[START]
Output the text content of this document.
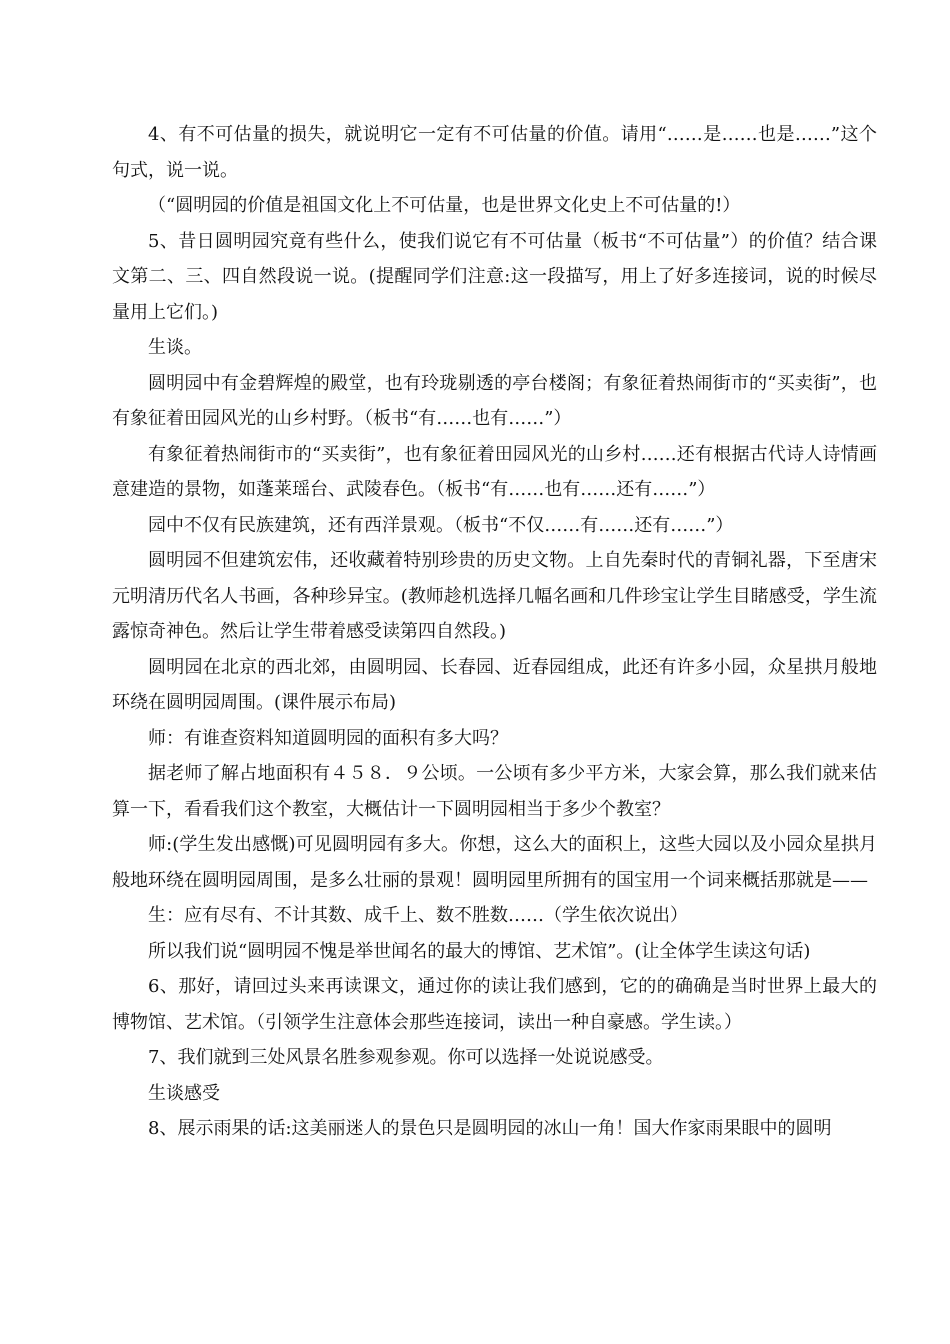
4、有不可估量的损失，就说明它一定有不可估量的价值。请用“……是……也是……”这个句式，说一说。

（“圆明园的价值是祖国文化上不可估量，也是世界文化史上不可估量的!）

5、昔日圆明园究竟有些什么，使我们说它有不可估量（板书“不可估量”）的价值？结合课文第二、三、四自然段说一说。(提醒同学们注意:这一段描写，用上了好多连接词，说的时候尽量用上它们。)

生谈。

圆明园中有金碧辉煌的殿堂，也有玲珑剔透的亭台楼阁；有象征着热闹街市的“买卖街”，也有象征着田园风光的山乡村野。（板书“有……也有……”）

有象征着热闹街市的“买卖街”，也有象征着田园风光的山乡村……还有根据古代诗人诗情画意建造的景物，如蓬莱瑶台、武陵春色。（板书“有……也有……还有……”）

园中不仅有民族建筑，还有西洋景观。（板书“不仅……有……还有……”）

圆明园不但建筑宏伟，还收藏着特别珍贵的历史文物。上自先秦时代的青铜礼器，下至唐宋元明清历代名人书画，各种珍异宝。(教师趁机选择几幅名画和几件珍宝让学生目睹感受，学生流露惊奇神色。然后让学生带着感受读第四自然段。)

圆明园在北京的西北郊，由圆明园、长春园、近春园组成，此还有许多小园，众星拱月般地环绕在圆明园周围。(课件展示布局)

师：有谁查资料知道圆明园的面积有多大吗？

据老师了解占地面积有４５８．９公顷。一公顷有多少平方米，大家会算，那么我们就来估算一下，看看我们这个教室，大概估计一下圆明园相当于多少个教室？

师:(学生发出感慨)可见圆明园有多大。你想，这么大的面积上，这些大园以及小园众星拱月般地环绕在圆明园周围，是多么壮丽的景观！圆明园里所拥有的国宝用一个词来概括那就是——

生：应有尽有、不计其数、成千上、数不胜数……（学生依次说出）

所以我们说“圆明园不愧是举世闻名的最大的博馆、艺术馆”。(让全体学生读这句话)

6、那好，请回过头来再读课文，通过你的读让我们感到，它的的确确是当时世界上最大的博物馆、艺术馆。（引领学生注意体会那些连接词，读出一种自豪感。学生读。）

7、我们就到三处风景名胜参观参观。你可以选择一处说说感受。

生谈感受

8、展示雨果的话:这美丽迷人的景色只是圆明园的冰山一角！国大作家雨果眼中的圆明
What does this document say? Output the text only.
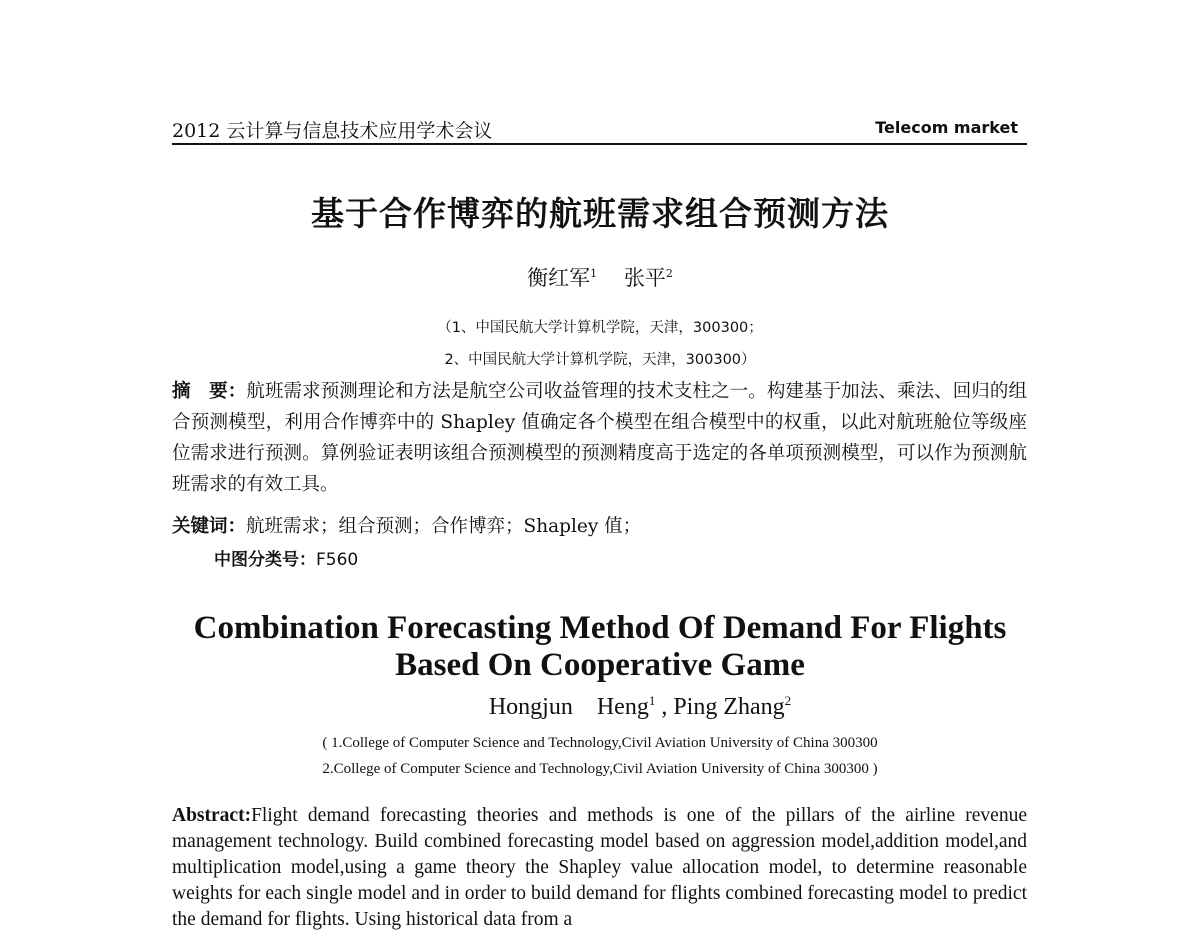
2012 云计算与信息技术应用学术会议	Telecom market
基于合作博弈的航班需求组合预测方法
衡红军$^1$ 张平$^2$
（1、中国民航大学计算机学院，天津，300300；
2、中国民航大学计算机学院，天津，300300）
摘　要：航班需求预测理论和方法是航空公司收益管理的技术支柱之一。构建基于加法、乘法、回归的组合预测模型，利用合作博弈中的 Shapley 值确定各个模型在组合模型中的权重，以此对航班舱位等级座位需求进行预测。算例验证表明该组合预测模型的预测精度高于选定的各单项预测模型，可以作为预测航班需求的有效工具。
关键词：航班需求；组合预测；合作博弈；Shapley 值；
中图分类号：F560
Combination Forecasting Method Of Demand For Flights
Based On Cooperative Game
Hongjun    Heng$^1$ , Ping Zhang$^2$
( 1.College of Computer Science and Technology,Civil Aviation University of China 300300
2.College of Computer Science and Technology,Civil Aviation University of China 300300 )
Abstract:Flight demand forecasting theories and methods is one of the pillars of the airline revenue management technology. Build combined forecasting model based on aggression model,addition model,and multiplication model,using a game theory the Shapley value allocation model, to determine reasonable weights for each single model and in order to build demand for flights combined forecasting model to predict the demand for flights. Using historical data from a
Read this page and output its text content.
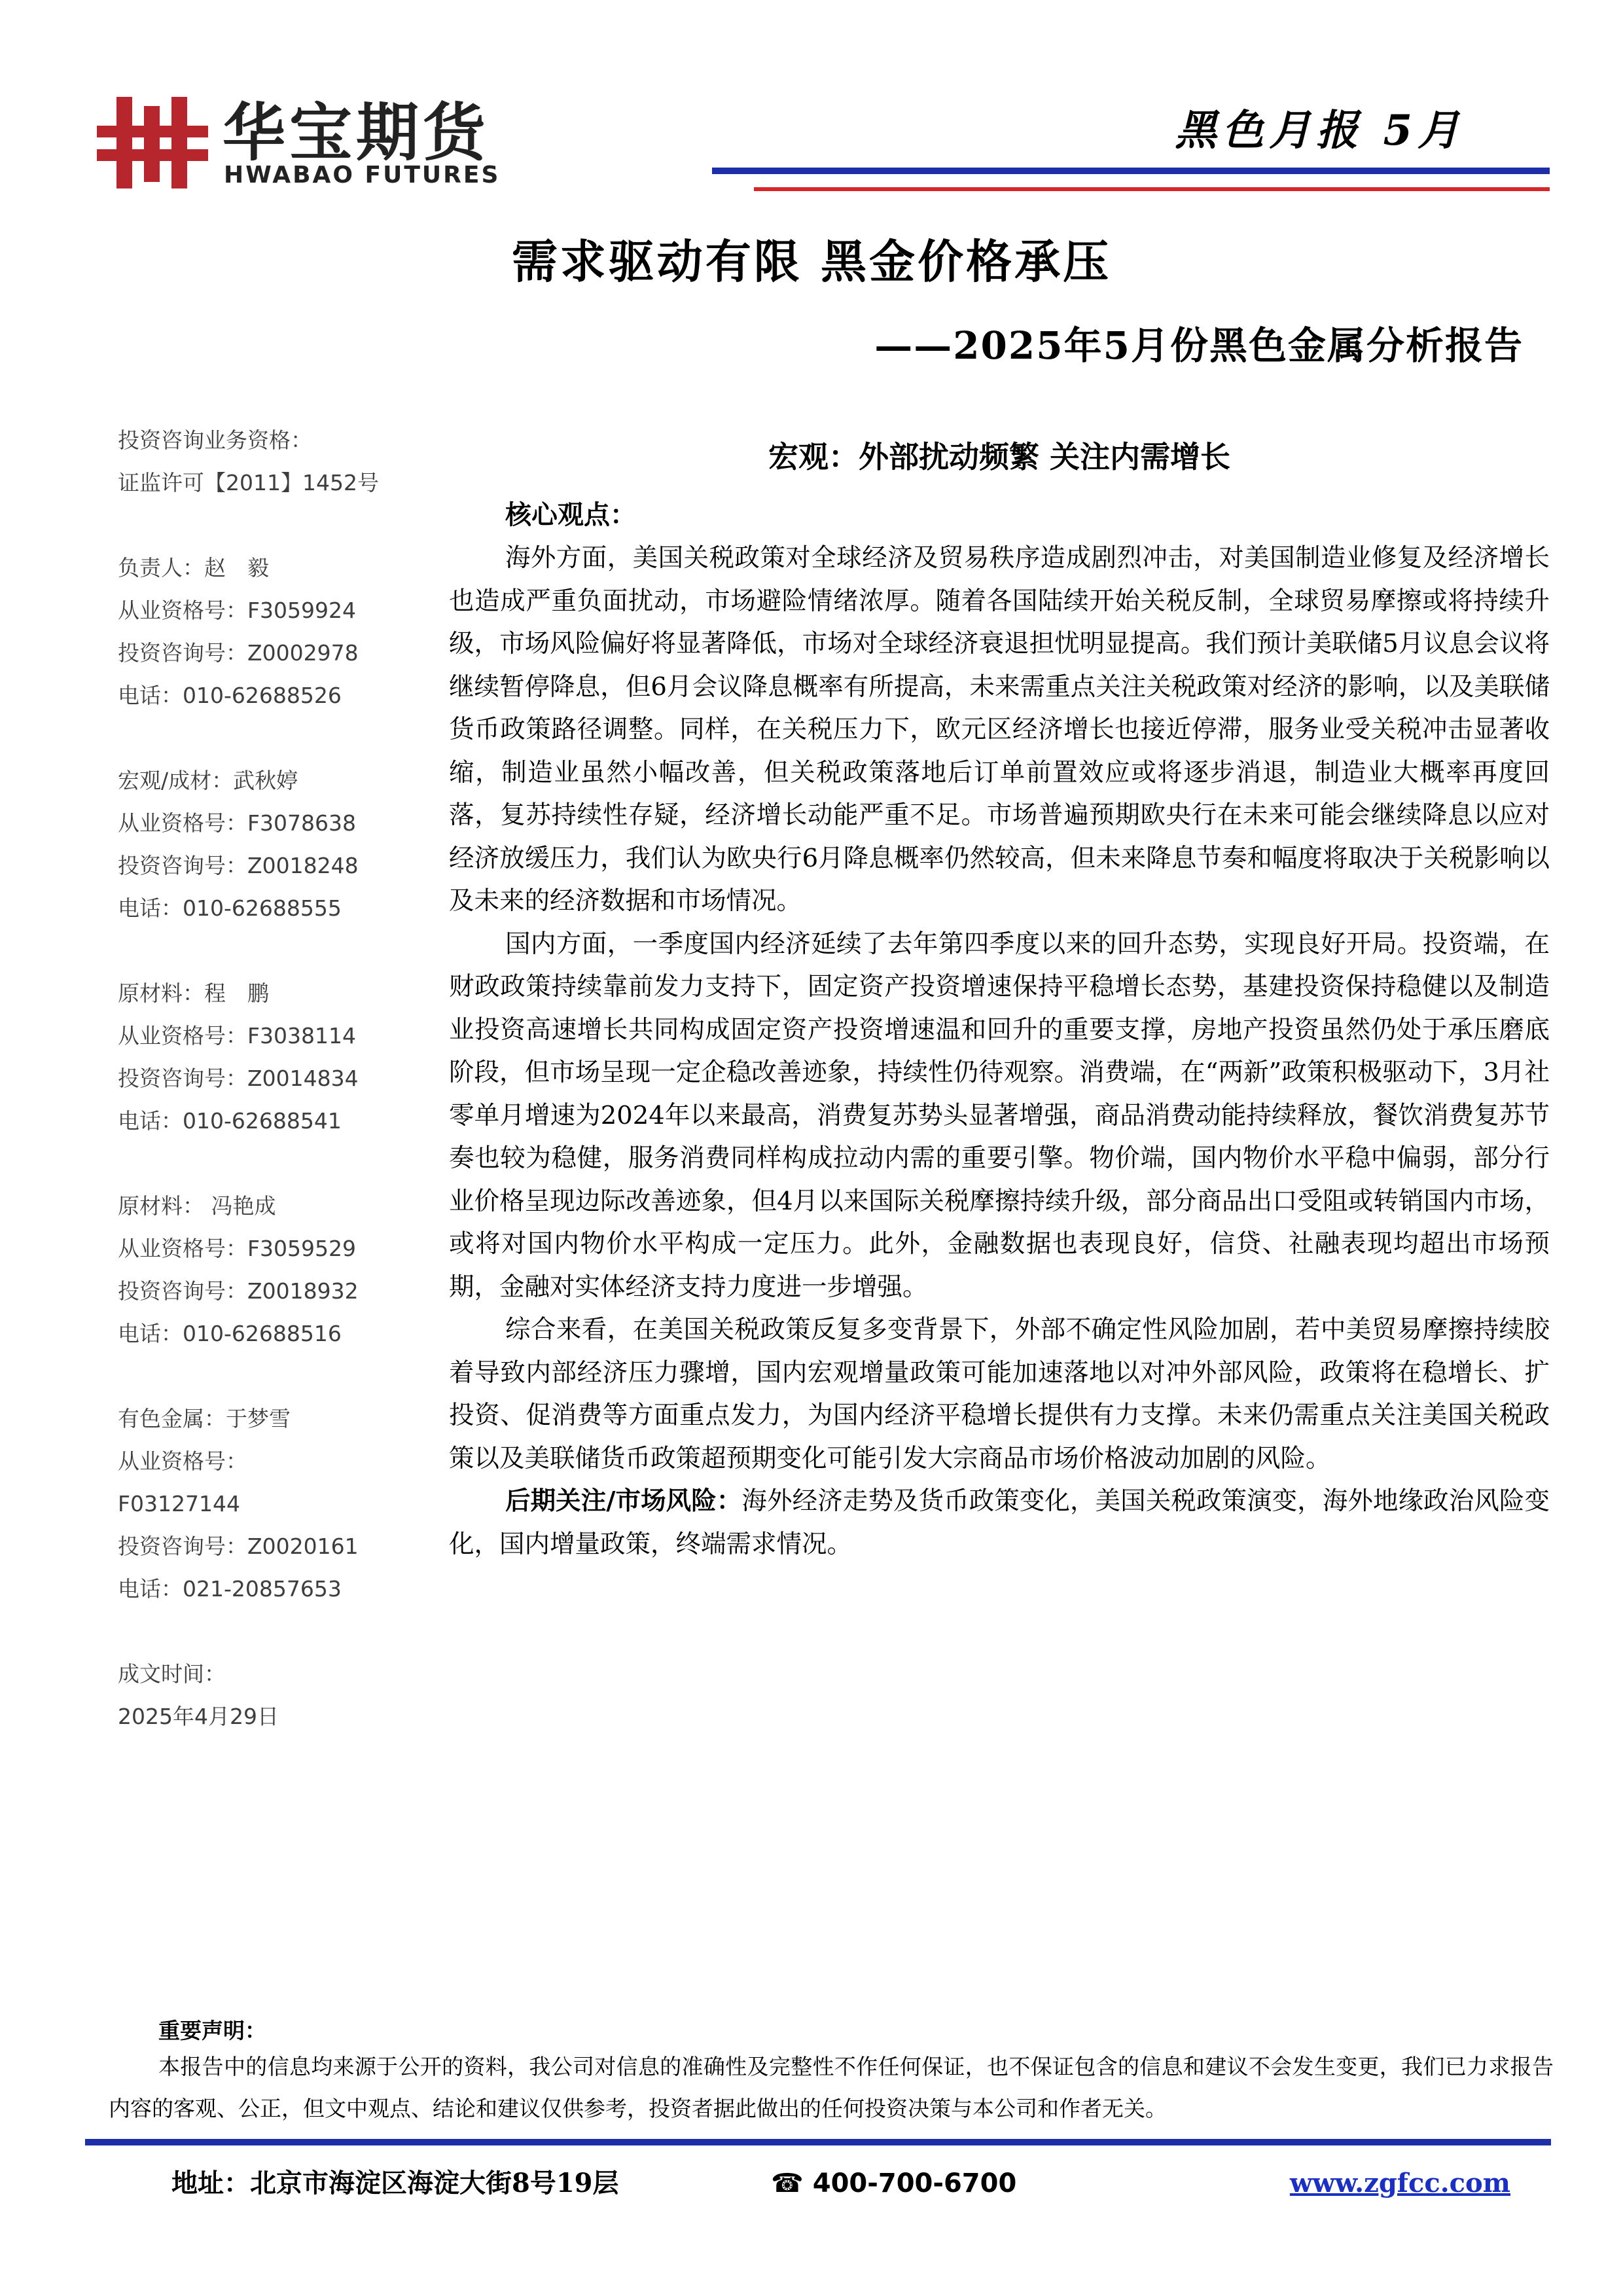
华宝期货
HWABAO FUTURES
黑色月报 5月
需求驱动有限 黑金价格承压
——2025年5月份黑色金属分析报告
投资咨询业务资格：
证监许可【2011】1452号
负责人：赵　毅
从业资格号：F3059924
投资咨询号：Z0002978
电话：010-62688526
宏观/成材：武秋婷
从业资格号：F3078638
投资咨询号：Z0018248
电话：010-62688555
原材料：程　鹏
从业资格号：F3038114
投资咨询号：Z0014834
电话：010-62688541
原材料： 冯艳成
从业资格号：F3059529
投资咨询号：Z0018932
电话：010-62688516
有色金属：于梦雪
从业资格号：
F03127144
投资咨询号：Z0020161
电话：021-20857653
成文时间：
2025年4月29日
宏观：外部扰动频繁 关注内需增长
核心观点：

海外方面，美国关税政策对全球经济及贸易秩序造成剧烈冲击，对美国制造业修复及经济增长也造成严重负面扰动，市场避险情绪浓厚。随着各国陆续开始关税反制，全球贸易摩擦或将持续升级，市场风险偏好将显著降低，市场对全球经济衰退担忧明显提高。我们预计美联储5月议息会议将继续暂停降息，但6月会议降息概率有所提高，未来需重点关注关税政策对经济的影响，以及美联储货币政策路径调整。同样，在关税压力下，欧元区经济增长也接近停滞，服务业受关税冲击显著收缩，制造业虽然小幅改善，但关税政策落地后订单前置效应或将逐步消退，制造业大概率再度回落，复苏持续性存疑，经济增长动能严重不足。市场普遍预期欧央行在未来可能会继续降息以应对经济放缓压力，我们认为欧央行6月降息概率仍然较高，但未来降息节奏和幅度将取决于关税影响以及未来的经济数据和市场情况。

国内方面，一季度国内经济延续了去年第四季度以来的回升态势，实现良好开局。投资端，在财政政策持续靠前发力支持下，固定资产投资增速保持平稳增长态势，基建投资保持稳健以及制造业投资高速增长共同构成固定资产投资增速温和回升的重要支撑，房地产投资虽然仍处于承压磨底阶段，但市场呈现一定企稳改善迹象，持续性仍待观察。消费端，在“两新”政策积极驱动下，3月社零单月增速为2024年以来最高，消费复苏势头显著增强，商品消费动能持续释放，餐饮消费复苏节奏也较为稳健，服务消费同样构成拉动内需的重要引擎。物价端，国内物价水平稳中偏弱，部分行业价格呈现边际改善迹象，但4月以来国际关税摩擦持续升级，部分商品出口受阻或转销国内市场，或将对国内物价水平构成一定压力。此外，金融数据也表现良好，信贷、社融表现均超出市场预期，金融对实体经济支持力度进一步增强。

综合来看，在美国关税政策反复多变背景下，外部不确定性风险加剧，若中美贸易摩擦持续胶着导致内部经济压力骤增，国内宏观增量政策可能加速落地以对冲外部风险，政策将在稳增长、扩投资、促消费等方面重点发力，为国内经济平稳增长提供有力支撑。未来仍需重点关注美国关税政策以及美联储货币政策超预期变化可能引发大宗商品市场价格波动加剧的风险。

后期关注/市场风险：海外经济走势及货币政策变化，美国关税政策演变，海外地缘政治风险变化，国内增量政策，终端需求情况。

重要声明：
本报告中的信息均来源于公开的资料，我公司对信息的准确性及完整性不作任何保证，也不保证包含的信息和建议不会发生变更，我们已力求报告内容的客观、公正，但文中观点、结论和建议仅供参考，投资者据此做出的任何投资决策与本公司和作者无关。
地址：北京市海淀区海淀大街8号19层	☎ 400-700-6700	www.zgfcc.com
[END]
Directions:
Using the listing, say how many lines include the word "China", and add nothing else.

Answer to the task:
2